[Dataset items]
*****

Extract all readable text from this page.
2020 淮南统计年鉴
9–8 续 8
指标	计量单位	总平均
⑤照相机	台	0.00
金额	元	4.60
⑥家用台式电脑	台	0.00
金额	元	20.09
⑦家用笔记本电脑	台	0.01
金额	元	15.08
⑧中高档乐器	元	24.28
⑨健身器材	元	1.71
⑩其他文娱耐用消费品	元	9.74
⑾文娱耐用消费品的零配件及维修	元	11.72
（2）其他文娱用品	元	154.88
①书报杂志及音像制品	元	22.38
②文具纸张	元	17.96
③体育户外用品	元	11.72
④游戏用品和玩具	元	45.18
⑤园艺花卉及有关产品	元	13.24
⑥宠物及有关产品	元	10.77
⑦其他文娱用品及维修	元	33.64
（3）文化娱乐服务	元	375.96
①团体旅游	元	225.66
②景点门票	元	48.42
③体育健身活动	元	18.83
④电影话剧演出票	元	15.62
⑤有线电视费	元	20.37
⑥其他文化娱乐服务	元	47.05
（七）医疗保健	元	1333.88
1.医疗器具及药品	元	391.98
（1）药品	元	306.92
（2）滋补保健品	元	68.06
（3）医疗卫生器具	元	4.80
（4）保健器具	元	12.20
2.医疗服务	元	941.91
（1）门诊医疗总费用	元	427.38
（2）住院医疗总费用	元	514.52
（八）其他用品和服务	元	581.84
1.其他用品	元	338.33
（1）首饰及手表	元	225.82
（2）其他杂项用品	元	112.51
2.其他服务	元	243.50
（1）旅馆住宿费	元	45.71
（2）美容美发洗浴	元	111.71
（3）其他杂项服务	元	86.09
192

*****

> EXERCISE DETAILS
Extract the complete listing verbatim.

> FINAL RESULT
Extract all readable text from this page.
2020 淮南统计年鉴
9–8 续 8
指标	计量单位	总平均
⑤照相机	台	0.00
金额	元	4.60
⑥家用台式电脑	台	0.00
金额	元	20.09
⑦家用笔记本电脑	台	0.01
金额	元	15.08
⑧中高档乐器	元	24.28
⑨健身器材	元	1.71
⑩其他文娱耐用消费品	元	9.74
⑾文娱耐用消费品的零配件及维修	元	11.72
（2）其他文娱用品	元	154.88
①书报杂志及音像制品	元	22.38
②文具纸张	元	17.96
③体育户外用品	元	11.72
④游戏用品和玩具	元	45.18
⑤园艺花卉及有关产品	元	13.24
⑥宠物及有关产品	元	10.77
⑦其他文娱用品及维修	元	33.64
（3）文化娱乐服务	元	375.96
①团体旅游	元	225.66
②景点门票	元	48.42
③体育健身活动	元	18.83
④电影话剧演出票	元	15.62
⑤有线电视费	元	20.37
⑥其他文化娱乐服务	元	47.05
（七）医疗保健	元	1333.88
1.医疗器具及药品	元	391.98
（1）药品	元	306.92
（2）滋补保健品	元	68.06
（3）医疗卫生器具	元	4.80
（4）保健器具	元	12.20
2.医疗服务	元	941.91
（1）门诊医疗总费用	元	427.38
（2）住院医疗总费用	元	514.52
（八）其他用品和服务	元	581.84
1.其他用品	元	338.33
（1）首饰及手表	元	225.82
（2）其他杂项用品	元	112.51
2.其他服务	元	243.50
（1）旅馆住宿费	元	45.71
（2）美容美发洗浴	元	111.71
（3）其他杂项服务	元	86.09
192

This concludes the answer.